> _Listed records_

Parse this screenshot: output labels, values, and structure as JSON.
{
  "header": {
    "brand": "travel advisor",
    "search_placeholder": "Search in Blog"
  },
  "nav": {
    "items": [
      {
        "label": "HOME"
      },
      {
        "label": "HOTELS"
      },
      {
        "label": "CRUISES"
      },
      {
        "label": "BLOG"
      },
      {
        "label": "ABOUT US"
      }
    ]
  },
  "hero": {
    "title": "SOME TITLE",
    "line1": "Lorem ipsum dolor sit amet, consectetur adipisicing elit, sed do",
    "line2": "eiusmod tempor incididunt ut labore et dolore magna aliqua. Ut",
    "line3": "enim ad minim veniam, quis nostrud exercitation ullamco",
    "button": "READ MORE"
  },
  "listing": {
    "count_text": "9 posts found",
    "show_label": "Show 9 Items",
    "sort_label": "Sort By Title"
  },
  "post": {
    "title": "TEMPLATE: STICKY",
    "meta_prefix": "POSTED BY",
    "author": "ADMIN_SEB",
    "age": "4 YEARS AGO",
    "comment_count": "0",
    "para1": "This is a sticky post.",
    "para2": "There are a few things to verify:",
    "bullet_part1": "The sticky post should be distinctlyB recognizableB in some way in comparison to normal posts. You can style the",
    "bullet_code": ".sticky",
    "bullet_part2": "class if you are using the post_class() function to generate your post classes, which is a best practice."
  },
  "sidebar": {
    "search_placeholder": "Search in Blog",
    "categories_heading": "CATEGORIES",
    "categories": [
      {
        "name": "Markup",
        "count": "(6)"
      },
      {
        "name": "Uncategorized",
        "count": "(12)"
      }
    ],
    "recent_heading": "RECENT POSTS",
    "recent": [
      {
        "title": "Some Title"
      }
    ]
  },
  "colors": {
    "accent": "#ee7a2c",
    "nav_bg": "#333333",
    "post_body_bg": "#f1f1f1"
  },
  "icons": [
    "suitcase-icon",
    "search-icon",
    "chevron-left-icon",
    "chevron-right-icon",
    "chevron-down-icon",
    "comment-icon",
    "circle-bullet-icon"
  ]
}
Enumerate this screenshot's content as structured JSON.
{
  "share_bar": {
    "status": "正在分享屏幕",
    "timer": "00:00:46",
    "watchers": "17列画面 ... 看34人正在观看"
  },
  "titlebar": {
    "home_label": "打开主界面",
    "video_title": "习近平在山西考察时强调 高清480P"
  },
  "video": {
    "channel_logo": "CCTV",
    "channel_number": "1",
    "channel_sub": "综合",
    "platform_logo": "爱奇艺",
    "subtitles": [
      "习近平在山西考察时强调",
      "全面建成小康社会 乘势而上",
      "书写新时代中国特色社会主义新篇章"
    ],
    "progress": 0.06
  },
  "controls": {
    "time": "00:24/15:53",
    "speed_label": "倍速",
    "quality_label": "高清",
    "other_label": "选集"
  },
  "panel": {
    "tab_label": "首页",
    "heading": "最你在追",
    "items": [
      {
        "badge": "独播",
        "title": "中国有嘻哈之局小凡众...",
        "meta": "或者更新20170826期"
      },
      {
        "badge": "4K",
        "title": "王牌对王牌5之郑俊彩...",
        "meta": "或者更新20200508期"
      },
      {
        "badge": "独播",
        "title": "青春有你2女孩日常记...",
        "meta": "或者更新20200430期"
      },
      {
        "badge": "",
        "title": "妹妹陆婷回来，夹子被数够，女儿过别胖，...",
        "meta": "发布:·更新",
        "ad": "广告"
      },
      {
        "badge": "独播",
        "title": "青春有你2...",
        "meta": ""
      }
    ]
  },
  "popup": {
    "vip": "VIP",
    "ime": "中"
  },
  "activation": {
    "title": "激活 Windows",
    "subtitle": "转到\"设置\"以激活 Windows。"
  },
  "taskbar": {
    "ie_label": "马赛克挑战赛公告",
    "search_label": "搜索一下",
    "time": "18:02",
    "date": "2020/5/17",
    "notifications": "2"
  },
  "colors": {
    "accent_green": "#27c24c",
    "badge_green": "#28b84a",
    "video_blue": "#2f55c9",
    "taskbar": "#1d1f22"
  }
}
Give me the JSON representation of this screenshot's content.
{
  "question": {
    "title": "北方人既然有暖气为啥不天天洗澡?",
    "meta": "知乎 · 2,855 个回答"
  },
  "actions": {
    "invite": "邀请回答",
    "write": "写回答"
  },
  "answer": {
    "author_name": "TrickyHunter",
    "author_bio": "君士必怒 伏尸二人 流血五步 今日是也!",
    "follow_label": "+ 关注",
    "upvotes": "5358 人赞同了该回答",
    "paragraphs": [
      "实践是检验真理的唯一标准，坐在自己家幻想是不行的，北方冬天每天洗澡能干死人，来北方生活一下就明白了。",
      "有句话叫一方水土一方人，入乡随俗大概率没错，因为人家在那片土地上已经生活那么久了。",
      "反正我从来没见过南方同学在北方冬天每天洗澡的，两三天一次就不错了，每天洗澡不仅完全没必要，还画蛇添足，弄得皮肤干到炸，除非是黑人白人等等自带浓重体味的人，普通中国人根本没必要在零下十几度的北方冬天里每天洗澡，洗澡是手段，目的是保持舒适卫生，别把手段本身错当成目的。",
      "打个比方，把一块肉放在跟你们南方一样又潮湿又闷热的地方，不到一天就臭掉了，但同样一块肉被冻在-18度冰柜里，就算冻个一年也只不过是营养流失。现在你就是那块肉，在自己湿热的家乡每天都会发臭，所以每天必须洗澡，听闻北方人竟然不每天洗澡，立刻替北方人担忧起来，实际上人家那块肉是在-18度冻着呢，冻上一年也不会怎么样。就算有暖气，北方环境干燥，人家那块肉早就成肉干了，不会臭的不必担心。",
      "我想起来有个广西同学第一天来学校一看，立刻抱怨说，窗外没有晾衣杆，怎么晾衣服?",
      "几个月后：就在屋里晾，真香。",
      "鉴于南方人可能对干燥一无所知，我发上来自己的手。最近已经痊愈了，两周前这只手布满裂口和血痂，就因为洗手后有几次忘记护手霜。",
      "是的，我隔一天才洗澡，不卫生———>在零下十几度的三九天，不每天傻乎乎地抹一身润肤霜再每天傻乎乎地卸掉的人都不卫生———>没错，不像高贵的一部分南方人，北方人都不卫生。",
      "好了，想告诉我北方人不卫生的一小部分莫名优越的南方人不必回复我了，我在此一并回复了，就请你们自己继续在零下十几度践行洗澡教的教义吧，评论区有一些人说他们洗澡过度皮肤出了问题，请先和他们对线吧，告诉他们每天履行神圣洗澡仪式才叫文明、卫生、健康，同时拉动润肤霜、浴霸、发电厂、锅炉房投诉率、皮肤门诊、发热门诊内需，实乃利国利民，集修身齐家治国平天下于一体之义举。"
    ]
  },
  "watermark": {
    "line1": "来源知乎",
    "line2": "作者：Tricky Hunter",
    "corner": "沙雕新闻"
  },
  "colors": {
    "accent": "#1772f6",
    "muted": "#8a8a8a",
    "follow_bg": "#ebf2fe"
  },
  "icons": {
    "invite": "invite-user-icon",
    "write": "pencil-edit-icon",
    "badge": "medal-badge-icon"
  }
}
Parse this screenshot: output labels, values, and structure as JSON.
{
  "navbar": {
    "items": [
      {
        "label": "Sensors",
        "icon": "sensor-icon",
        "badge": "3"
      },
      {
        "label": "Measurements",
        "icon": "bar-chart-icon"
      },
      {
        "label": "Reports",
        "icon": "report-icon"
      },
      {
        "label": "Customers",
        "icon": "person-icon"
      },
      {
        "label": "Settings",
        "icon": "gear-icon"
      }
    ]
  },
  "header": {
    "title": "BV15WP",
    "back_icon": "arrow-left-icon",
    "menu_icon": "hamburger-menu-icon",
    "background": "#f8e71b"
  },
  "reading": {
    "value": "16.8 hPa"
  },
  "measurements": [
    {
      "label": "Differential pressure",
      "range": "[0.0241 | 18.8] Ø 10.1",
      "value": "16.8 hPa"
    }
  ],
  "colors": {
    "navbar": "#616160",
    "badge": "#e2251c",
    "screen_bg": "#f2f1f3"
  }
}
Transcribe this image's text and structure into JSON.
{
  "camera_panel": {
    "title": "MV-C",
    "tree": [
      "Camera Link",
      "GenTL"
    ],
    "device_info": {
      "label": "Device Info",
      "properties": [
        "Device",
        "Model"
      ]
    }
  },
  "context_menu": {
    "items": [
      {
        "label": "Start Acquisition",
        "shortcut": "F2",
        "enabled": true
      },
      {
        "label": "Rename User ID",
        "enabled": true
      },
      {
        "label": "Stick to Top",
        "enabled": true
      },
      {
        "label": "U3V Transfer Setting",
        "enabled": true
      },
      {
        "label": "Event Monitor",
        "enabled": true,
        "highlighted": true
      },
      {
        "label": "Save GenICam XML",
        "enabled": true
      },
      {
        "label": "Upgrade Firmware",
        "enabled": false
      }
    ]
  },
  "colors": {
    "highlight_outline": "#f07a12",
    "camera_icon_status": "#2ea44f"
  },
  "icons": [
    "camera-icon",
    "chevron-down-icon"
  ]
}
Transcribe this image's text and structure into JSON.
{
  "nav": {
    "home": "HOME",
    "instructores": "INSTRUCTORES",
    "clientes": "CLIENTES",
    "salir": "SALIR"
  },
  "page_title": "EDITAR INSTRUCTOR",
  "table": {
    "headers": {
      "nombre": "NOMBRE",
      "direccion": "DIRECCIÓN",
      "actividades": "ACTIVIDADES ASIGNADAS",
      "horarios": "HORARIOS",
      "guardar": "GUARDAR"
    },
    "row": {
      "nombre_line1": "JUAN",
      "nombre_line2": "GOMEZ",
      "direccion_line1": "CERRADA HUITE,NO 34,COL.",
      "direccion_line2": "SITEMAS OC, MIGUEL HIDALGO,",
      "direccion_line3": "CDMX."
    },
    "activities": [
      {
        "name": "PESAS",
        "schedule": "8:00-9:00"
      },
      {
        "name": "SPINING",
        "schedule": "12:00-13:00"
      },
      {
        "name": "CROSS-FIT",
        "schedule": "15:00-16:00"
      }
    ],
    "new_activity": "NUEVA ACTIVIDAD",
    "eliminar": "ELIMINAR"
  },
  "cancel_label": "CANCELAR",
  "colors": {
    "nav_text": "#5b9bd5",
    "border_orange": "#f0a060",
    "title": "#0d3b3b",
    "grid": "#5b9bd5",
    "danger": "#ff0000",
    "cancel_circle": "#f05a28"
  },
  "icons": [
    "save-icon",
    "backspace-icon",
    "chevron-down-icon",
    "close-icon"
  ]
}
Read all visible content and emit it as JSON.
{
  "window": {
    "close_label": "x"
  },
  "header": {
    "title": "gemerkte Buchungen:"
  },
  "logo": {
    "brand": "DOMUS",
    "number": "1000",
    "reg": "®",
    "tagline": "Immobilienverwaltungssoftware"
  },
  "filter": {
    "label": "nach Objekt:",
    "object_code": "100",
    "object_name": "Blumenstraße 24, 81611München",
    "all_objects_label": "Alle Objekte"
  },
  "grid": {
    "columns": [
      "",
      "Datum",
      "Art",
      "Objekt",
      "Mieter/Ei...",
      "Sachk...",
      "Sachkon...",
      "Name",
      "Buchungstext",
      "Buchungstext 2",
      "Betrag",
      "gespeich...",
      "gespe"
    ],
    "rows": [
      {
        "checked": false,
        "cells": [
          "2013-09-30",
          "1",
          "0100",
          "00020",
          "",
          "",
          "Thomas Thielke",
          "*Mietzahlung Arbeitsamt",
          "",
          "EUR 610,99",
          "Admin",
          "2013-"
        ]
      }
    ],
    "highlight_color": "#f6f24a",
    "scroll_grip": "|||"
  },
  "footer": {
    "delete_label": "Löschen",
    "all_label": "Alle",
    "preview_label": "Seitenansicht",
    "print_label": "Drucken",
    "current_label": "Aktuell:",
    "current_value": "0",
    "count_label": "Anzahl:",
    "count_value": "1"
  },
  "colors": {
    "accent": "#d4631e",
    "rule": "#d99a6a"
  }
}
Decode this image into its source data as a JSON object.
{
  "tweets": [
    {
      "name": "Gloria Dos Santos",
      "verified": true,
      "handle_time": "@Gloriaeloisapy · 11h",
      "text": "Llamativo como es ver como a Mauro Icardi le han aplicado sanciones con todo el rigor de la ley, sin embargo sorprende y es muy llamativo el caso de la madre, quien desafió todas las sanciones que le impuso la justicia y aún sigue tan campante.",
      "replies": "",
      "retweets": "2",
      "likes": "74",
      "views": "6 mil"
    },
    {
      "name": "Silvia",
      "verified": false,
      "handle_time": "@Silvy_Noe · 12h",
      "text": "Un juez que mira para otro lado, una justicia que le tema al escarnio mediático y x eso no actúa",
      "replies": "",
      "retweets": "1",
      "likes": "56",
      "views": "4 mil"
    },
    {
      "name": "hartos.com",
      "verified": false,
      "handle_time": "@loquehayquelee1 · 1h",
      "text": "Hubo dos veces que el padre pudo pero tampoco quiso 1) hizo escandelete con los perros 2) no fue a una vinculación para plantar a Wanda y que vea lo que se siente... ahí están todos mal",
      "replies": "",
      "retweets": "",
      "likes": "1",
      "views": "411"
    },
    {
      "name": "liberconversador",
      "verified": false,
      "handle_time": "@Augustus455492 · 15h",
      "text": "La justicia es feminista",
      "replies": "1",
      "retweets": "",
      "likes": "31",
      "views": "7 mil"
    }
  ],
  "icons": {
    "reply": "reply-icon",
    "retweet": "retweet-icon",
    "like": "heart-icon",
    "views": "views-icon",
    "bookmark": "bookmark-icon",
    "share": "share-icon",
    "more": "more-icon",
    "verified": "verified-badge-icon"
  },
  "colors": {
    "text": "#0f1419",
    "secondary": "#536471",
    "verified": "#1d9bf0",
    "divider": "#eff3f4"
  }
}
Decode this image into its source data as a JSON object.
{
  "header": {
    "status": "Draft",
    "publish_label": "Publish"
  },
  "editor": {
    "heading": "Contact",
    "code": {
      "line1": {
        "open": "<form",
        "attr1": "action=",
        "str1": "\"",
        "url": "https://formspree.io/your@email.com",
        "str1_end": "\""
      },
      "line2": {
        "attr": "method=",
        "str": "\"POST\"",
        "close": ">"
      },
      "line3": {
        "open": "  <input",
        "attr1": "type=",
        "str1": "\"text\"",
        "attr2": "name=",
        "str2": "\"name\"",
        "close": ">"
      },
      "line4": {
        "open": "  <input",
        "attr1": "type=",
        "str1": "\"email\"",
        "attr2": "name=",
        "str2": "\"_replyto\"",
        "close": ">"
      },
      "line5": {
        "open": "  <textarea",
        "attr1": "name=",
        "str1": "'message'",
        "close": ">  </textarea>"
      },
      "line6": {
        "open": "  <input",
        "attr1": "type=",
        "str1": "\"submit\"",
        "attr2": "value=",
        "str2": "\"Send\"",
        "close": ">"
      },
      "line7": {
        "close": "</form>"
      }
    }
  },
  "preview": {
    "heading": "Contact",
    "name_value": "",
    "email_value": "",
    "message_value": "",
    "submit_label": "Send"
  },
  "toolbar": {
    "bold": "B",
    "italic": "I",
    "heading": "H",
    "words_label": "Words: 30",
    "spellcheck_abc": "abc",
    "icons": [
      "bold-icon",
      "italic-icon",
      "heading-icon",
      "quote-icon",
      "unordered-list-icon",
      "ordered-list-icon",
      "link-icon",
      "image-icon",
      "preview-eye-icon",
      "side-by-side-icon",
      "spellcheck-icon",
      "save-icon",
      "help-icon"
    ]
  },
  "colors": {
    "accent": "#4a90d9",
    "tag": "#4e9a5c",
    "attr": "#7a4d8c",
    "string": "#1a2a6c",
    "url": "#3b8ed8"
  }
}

> _Work to be completed_
Say how many lines of the material contain the word "习近平在山西考察时强调", with no other text.

> _Response below_
2